- [DATA SHOWN]
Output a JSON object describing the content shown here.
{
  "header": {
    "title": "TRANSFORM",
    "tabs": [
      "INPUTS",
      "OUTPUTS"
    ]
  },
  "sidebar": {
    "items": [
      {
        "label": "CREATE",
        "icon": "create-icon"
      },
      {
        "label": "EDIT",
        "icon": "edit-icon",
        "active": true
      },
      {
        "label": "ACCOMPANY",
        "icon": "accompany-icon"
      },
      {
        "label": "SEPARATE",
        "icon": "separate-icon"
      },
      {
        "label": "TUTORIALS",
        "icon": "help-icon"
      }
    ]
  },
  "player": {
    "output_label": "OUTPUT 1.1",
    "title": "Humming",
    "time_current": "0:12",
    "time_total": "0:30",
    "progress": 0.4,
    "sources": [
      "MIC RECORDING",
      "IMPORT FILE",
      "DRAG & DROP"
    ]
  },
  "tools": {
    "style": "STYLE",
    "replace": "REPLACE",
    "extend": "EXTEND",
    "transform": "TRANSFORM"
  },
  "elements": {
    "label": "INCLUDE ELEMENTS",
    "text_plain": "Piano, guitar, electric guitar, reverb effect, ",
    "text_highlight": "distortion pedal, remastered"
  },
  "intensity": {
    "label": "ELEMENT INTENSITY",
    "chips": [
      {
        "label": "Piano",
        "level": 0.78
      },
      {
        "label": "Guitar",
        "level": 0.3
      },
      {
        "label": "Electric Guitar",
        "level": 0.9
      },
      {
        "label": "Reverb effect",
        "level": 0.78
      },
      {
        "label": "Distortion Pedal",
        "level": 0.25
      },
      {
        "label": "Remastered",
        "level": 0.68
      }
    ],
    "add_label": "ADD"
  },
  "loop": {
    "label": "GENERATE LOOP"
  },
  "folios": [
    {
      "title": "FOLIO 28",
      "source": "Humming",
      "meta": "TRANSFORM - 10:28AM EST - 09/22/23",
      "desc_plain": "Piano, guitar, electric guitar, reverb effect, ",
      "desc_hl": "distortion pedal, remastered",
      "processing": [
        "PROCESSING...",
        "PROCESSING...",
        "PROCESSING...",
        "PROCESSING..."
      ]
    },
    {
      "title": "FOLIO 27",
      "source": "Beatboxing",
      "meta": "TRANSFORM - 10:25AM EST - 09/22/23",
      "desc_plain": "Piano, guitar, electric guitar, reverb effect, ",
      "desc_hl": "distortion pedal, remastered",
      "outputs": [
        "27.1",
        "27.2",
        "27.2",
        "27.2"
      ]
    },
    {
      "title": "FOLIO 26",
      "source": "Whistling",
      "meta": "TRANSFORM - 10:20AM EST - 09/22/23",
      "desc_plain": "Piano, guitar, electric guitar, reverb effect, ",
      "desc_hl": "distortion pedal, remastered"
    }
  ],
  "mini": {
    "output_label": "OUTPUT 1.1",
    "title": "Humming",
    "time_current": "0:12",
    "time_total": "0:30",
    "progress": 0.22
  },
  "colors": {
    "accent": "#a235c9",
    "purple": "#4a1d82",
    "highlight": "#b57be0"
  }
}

- [YOUR TASK] The records above are to be copied in full, exactly as written.

- [REPLY]
Output a JSON object describing the content shown here.
{
  "header": {
    "title": "TRANSFORM",
    "tabs": [
      "INPUTS",
      "OUTPUTS"
    ]
  },
  "sidebar": {
    "items": [
      {
        "label": "CREATE",
        "icon": "create-icon"
      },
      {
        "label": "EDIT",
        "icon": "edit-icon",
        "active": true
      },
      {
        "label": "ACCOMPANY",
        "icon": "accompany-icon"
      },
      {
        "label": "SEPARATE",
        "icon": "separate-icon"
      },
      {
        "label": "TUTORIALS",
        "icon": "help-icon"
      }
    ]
  },
  "player": {
    "output_label": "OUTPUT 1.1",
    "title": "Humming",
    "time_current": "0:12",
    "time_total": "0:30",
    "progress": 0.4,
    "sources": [
      "MIC RECORDING",
      "IMPORT FILE",
      "DRAG & DROP"
    ]
  },
  "tools": {
    "style": "STYLE",
    "replace": "REPLACE",
    "extend": "EXTEND",
    "transform": "TRANSFORM"
  },
  "elements": {
    "label": "INCLUDE ELEMENTS",
    "text_plain": "Piano, guitar, electric guitar, reverb effect, ",
    "text_highlight": "distortion pedal, remastered"
  },
  "intensity": {
    "label": "ELEMENT INTENSITY",
    "chips": [
      {
        "label": "Piano",
        "level": 0.78
      },
      {
        "label": "Guitar",
        "level": 0.3
      },
      {
        "label": "Electric Guitar",
        "level": 0.9
      },
      {
        "label": "Reverb effect",
        "level": 0.78
      },
      {
        "label": "Distortion Pedal",
        "level": 0.25
      },
      {
        "label": "Remastered",
        "level": 0.68
      }
    ],
    "add_label": "ADD"
  },
  "loop": {
    "label": "GENERATE LOOP"
  },
  "folios": [
    {
      "title": "FOLIO 28",
      "source": "Humming",
      "meta": "TRANSFORM - 10:28AM EST - 09/22/23",
      "desc_plain": "Piano, guitar, electric guitar, reverb effect, ",
      "desc_hl": "distortion pedal, remastered",
      "processing": [
        "PROCESSING...",
        "PROCESSING...",
        "PROCESSING...",
        "PROCESSING..."
      ]
    },
    {
      "title": "FOLIO 27",
      "source": "Beatboxing",
      "meta": "TRANSFORM - 10:25AM EST - 09/22/23",
      "desc_plain": "Piano, guitar, electric guitar, reverb effect, ",
      "desc_hl": "distortion pedal, remastered",
      "outputs": [
        "27.1",
        "27.2",
        "27.2",
        "27.2"
      ]
    },
    {
      "title": "FOLIO 26",
      "source": "Whistling",
      "meta": "TRANSFORM - 10:20AM EST - 09/22/23",
      "desc_plain": "Piano, guitar, electric guitar, reverb effect, ",
      "desc_hl": "distortion pedal, remastered"
    }
  ],
  "mini": {
    "output_label": "OUTPUT 1.1",
    "title": "Humming",
    "time_current": "0:12",
    "time_total": "0:30",
    "progress": 0.22
  },
  "colors": {
    "accent": "#a235c9",
    "purple": "#4a1d82",
    "highlight": "#b57be0"
  }
}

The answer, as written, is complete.